Find how many lines hold the word "text". Give only the number.
Start Exercise input
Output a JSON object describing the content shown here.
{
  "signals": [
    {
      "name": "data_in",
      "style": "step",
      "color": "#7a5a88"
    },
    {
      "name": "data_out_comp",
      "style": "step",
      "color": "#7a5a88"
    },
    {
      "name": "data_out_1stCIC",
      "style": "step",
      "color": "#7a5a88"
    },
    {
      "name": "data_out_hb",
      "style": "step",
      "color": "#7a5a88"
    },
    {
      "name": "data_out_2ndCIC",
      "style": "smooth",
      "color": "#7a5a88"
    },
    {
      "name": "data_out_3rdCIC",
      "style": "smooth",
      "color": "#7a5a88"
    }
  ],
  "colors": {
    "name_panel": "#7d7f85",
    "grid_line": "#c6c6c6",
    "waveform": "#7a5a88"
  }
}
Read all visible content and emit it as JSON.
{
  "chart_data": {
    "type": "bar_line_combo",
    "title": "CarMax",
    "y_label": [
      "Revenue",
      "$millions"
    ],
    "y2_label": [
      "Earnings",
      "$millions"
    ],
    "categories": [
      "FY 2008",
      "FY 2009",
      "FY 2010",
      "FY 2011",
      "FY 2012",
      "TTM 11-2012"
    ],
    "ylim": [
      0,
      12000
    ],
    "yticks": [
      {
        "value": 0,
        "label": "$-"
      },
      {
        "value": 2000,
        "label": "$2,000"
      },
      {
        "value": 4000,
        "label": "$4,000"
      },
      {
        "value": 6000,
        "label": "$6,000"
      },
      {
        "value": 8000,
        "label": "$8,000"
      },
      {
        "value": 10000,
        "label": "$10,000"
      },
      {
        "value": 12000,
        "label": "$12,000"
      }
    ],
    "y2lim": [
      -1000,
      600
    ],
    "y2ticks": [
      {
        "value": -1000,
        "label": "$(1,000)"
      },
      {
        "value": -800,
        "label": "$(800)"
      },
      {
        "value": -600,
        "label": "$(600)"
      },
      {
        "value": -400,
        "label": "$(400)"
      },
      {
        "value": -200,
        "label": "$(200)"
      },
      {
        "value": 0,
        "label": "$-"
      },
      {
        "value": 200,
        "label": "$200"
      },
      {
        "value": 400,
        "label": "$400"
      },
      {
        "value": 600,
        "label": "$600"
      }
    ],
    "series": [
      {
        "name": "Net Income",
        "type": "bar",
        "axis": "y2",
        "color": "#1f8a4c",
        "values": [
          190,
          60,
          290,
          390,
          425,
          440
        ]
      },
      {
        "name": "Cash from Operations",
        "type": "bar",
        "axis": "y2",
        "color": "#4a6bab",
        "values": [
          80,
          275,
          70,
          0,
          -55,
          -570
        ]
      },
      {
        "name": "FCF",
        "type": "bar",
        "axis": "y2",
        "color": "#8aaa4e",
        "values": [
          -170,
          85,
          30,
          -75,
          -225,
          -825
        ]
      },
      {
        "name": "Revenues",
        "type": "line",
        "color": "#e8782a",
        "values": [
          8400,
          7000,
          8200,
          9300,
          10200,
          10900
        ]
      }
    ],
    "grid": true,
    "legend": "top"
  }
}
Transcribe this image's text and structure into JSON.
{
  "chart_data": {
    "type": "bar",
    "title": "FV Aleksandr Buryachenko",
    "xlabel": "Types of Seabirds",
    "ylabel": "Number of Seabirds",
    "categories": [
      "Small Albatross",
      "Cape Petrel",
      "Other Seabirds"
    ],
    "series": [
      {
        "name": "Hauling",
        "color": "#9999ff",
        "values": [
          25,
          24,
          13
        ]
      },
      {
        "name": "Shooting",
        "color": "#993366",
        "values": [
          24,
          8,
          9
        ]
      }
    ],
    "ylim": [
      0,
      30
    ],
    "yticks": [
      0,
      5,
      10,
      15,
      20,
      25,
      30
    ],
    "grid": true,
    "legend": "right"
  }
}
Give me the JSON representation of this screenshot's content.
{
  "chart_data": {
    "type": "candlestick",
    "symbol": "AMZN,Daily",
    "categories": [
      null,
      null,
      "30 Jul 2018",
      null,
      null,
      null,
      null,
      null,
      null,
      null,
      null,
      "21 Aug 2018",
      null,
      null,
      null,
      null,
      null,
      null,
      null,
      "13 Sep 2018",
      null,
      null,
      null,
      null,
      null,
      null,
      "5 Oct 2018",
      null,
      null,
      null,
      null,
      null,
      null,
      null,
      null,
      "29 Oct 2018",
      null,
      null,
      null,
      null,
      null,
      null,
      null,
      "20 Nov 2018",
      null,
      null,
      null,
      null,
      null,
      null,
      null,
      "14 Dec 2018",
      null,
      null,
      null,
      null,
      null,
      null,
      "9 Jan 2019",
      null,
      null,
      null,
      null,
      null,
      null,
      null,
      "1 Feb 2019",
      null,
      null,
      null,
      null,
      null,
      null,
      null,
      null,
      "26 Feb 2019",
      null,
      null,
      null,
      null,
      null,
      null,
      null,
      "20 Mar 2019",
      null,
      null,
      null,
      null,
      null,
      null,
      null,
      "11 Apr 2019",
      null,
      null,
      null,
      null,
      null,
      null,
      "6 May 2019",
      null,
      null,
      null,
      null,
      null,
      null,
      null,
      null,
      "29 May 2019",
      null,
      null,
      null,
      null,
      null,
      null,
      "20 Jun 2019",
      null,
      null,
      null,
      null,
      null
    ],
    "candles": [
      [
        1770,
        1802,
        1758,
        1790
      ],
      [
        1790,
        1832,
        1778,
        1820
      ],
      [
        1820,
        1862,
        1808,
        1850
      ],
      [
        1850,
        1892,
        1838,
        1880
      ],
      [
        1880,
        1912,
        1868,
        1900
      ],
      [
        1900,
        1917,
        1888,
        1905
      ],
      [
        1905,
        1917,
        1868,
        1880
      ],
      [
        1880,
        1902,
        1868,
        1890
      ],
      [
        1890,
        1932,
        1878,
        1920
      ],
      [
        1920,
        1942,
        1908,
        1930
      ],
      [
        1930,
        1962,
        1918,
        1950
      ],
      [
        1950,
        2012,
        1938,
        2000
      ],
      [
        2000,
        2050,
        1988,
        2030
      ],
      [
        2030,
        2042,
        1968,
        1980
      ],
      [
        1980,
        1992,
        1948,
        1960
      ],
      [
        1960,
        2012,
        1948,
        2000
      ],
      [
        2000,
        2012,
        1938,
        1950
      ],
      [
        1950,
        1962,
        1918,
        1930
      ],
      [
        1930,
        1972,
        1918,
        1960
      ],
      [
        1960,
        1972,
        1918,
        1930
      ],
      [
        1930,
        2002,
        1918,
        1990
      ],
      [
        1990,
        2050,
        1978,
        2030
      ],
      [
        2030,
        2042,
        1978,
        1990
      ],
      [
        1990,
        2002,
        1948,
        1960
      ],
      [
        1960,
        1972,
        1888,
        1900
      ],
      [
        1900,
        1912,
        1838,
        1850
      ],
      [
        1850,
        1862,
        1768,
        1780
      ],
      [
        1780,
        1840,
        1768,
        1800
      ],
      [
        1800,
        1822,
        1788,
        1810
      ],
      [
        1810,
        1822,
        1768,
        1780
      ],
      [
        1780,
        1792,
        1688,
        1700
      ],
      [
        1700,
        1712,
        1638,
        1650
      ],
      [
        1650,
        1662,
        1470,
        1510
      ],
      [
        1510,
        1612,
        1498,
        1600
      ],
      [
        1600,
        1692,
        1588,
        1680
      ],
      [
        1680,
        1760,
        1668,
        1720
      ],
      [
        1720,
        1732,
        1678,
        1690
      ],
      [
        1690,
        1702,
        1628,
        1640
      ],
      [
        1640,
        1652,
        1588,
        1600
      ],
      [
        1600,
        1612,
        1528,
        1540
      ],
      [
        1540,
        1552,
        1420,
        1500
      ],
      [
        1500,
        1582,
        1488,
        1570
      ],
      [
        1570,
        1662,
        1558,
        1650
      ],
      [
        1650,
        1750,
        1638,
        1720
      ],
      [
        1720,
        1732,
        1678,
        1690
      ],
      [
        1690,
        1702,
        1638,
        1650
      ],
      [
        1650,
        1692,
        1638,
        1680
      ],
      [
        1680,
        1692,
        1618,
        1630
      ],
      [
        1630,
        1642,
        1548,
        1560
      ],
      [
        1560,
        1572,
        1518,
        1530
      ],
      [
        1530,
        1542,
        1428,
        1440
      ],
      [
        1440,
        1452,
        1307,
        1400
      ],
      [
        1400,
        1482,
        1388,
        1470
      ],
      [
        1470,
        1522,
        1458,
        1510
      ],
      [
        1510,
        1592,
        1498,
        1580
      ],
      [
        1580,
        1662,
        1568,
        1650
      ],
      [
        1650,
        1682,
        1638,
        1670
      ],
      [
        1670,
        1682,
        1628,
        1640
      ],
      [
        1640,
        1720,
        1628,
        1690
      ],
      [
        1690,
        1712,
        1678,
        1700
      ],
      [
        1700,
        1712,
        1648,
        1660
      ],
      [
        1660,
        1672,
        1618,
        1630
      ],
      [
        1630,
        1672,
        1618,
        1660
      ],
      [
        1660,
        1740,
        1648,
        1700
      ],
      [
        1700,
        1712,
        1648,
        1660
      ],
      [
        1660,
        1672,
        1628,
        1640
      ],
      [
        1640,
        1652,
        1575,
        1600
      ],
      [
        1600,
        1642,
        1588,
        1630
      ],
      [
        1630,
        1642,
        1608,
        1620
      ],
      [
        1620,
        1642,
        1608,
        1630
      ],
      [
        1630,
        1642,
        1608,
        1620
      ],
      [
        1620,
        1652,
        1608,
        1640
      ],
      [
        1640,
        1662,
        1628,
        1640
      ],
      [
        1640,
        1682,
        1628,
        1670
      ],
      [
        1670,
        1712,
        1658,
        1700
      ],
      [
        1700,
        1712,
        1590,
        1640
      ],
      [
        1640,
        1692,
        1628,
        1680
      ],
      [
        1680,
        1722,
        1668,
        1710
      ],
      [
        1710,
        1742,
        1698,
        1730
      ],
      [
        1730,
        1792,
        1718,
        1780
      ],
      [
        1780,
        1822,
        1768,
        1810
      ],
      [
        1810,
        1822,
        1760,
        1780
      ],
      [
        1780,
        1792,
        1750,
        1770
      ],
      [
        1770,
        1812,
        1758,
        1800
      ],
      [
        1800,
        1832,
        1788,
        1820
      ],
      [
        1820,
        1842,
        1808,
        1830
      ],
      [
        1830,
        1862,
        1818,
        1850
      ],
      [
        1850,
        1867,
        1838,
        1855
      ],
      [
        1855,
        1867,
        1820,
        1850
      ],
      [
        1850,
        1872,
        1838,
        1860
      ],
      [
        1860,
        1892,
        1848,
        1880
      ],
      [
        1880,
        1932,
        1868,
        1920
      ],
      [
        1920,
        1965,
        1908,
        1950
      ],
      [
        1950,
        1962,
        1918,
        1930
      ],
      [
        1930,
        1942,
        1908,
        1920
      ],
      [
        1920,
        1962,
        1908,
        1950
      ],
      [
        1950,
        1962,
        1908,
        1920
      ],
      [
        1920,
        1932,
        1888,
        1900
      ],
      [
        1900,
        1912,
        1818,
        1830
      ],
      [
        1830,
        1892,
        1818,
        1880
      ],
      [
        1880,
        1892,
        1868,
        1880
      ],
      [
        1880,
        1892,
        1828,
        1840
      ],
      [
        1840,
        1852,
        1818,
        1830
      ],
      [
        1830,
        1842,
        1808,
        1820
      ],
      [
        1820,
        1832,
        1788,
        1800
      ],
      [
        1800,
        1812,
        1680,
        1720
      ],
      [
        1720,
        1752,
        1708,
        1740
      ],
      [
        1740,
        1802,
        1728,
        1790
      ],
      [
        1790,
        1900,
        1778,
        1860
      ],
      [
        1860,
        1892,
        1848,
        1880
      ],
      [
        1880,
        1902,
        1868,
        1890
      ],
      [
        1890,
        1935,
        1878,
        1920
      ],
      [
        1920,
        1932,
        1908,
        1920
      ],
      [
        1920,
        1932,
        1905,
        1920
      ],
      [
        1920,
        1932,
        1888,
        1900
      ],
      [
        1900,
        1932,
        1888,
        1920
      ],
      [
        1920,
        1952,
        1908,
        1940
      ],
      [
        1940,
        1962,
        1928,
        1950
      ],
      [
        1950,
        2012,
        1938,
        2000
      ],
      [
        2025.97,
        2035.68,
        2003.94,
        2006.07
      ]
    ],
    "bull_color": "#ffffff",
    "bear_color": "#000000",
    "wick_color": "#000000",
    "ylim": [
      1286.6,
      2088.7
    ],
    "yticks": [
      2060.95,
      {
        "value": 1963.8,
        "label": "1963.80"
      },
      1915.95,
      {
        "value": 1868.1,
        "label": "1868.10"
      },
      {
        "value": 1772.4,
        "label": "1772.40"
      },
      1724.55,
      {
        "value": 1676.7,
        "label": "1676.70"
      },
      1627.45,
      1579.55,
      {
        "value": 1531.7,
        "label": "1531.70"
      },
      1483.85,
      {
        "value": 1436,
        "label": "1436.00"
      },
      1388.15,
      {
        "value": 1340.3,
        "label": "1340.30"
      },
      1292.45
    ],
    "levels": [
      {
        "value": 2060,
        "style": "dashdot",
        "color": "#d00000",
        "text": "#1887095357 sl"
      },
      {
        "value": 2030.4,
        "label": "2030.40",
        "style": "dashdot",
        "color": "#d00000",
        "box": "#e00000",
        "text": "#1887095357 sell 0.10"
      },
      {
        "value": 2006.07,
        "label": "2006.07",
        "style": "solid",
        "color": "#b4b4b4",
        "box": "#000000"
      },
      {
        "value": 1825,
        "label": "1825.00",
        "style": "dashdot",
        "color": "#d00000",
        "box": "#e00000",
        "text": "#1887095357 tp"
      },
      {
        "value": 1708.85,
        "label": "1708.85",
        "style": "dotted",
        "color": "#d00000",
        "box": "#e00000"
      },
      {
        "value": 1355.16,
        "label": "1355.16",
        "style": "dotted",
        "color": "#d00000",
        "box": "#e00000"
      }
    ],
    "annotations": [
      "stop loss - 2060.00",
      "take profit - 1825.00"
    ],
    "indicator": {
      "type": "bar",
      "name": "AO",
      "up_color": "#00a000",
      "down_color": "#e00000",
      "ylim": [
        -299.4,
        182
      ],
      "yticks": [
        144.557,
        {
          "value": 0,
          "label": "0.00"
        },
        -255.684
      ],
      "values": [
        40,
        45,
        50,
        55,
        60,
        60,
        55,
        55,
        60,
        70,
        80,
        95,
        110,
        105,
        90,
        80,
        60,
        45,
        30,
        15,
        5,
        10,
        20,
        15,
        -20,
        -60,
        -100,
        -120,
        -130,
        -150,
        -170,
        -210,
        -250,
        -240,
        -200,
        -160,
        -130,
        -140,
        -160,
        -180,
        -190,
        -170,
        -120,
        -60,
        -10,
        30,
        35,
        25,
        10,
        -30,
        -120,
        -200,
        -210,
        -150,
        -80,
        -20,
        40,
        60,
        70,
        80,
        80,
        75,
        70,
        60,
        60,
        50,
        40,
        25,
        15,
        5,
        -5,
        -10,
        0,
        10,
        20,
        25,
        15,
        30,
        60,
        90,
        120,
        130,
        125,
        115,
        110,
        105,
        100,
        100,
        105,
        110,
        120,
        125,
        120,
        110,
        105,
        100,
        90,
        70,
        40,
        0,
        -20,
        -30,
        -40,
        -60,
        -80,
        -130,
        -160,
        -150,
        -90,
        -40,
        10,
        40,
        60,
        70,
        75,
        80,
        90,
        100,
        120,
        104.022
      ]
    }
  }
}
End Exercise input
* **Answer for this exercise**: 4